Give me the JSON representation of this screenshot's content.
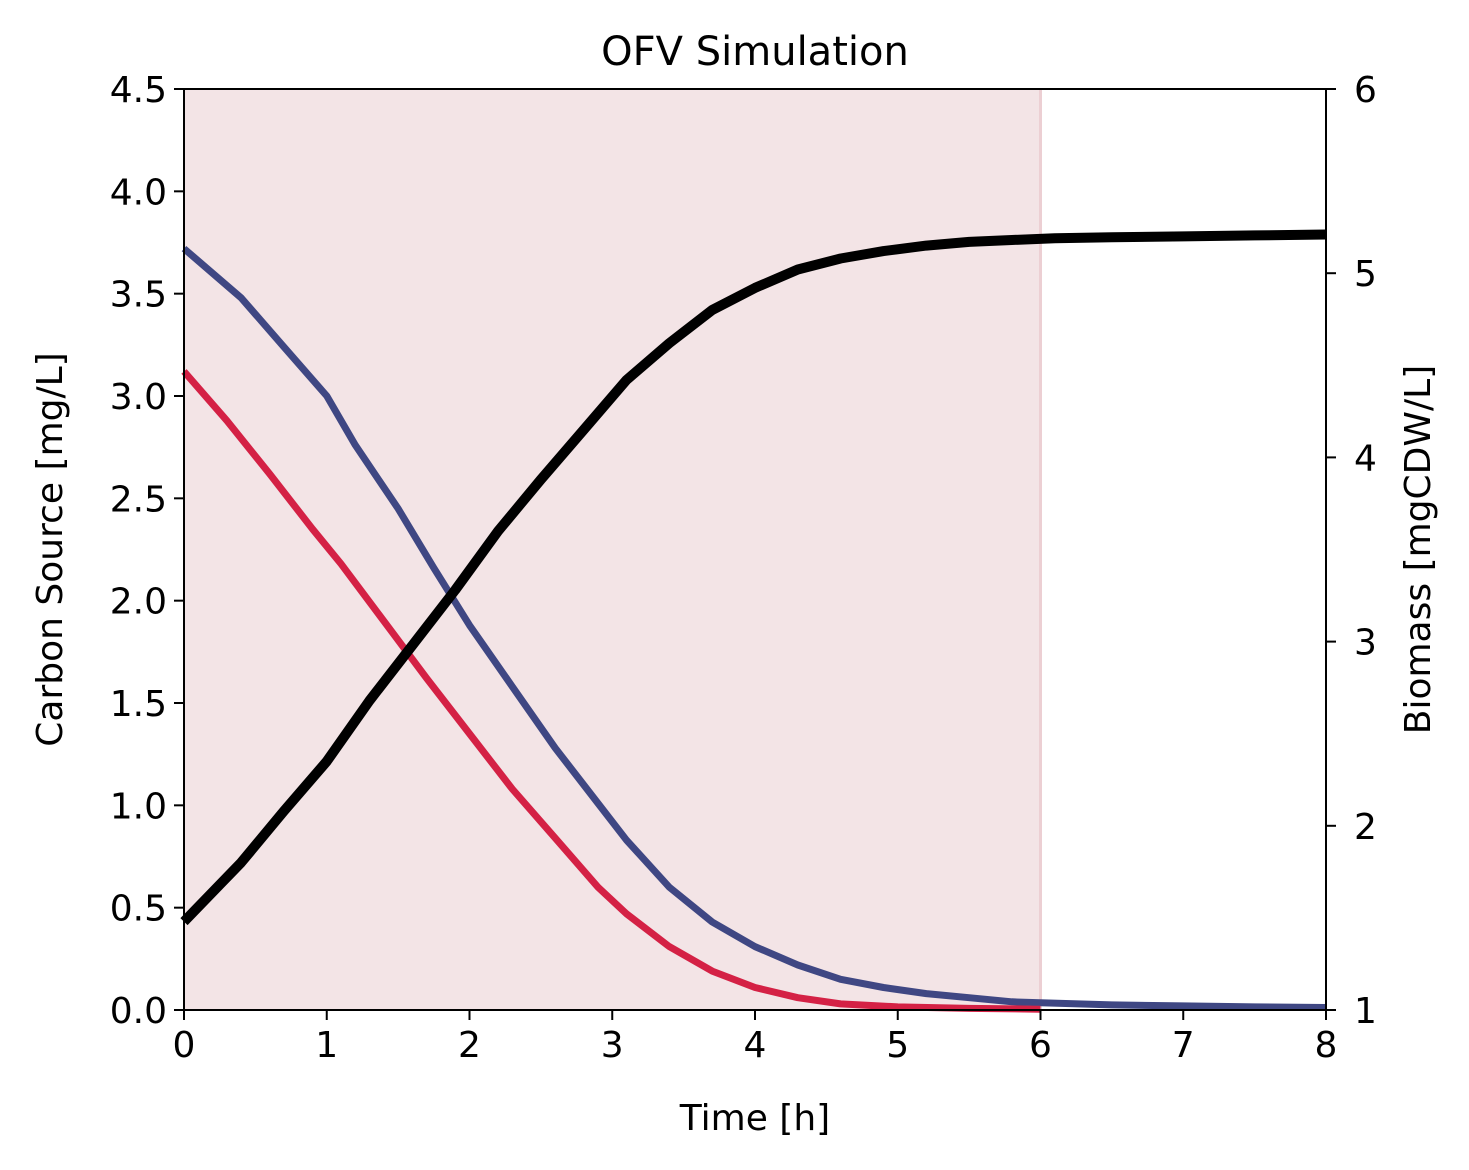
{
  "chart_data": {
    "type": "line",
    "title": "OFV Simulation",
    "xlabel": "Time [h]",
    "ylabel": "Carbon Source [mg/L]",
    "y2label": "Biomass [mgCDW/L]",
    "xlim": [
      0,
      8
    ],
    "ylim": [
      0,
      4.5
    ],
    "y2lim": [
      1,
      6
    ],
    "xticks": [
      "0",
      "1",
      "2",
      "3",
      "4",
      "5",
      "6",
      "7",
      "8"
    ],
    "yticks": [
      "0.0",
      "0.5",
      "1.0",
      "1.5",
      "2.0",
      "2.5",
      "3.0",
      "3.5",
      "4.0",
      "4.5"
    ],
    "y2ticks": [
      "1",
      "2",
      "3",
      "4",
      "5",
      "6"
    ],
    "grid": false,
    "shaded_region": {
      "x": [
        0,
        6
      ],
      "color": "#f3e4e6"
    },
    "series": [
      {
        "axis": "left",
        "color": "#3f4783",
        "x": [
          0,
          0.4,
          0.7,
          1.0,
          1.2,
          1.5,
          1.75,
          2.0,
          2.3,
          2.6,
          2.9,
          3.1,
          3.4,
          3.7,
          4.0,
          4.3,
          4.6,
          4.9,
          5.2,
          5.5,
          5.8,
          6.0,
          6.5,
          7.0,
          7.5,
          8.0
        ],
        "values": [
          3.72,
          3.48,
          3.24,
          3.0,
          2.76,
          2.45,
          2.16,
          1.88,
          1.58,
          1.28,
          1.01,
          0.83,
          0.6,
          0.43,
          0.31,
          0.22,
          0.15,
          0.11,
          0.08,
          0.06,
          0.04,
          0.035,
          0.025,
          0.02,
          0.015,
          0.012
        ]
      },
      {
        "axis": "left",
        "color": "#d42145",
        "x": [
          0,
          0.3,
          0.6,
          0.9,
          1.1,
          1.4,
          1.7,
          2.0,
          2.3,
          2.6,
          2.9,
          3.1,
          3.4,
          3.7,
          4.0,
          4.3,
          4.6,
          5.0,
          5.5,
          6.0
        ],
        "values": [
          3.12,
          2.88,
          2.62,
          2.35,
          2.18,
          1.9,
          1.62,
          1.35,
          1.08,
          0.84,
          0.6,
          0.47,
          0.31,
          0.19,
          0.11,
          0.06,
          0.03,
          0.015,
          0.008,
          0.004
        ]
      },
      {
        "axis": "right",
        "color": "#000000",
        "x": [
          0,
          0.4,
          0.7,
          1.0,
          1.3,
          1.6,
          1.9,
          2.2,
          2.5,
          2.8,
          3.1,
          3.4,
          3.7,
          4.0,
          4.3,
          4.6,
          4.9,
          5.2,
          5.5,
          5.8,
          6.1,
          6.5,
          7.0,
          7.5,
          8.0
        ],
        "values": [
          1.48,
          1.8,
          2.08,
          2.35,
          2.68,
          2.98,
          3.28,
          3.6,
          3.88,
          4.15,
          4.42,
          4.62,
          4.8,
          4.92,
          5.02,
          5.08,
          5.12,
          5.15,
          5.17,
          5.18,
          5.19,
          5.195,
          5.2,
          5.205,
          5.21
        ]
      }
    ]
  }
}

### [Objective]
Write out every line from the entries where "color" appears.

### [Complete response]
      "color": "#f3e4e6"
        "color": "#3f4783",
        "color": "#d42145",
        "color": "#000000",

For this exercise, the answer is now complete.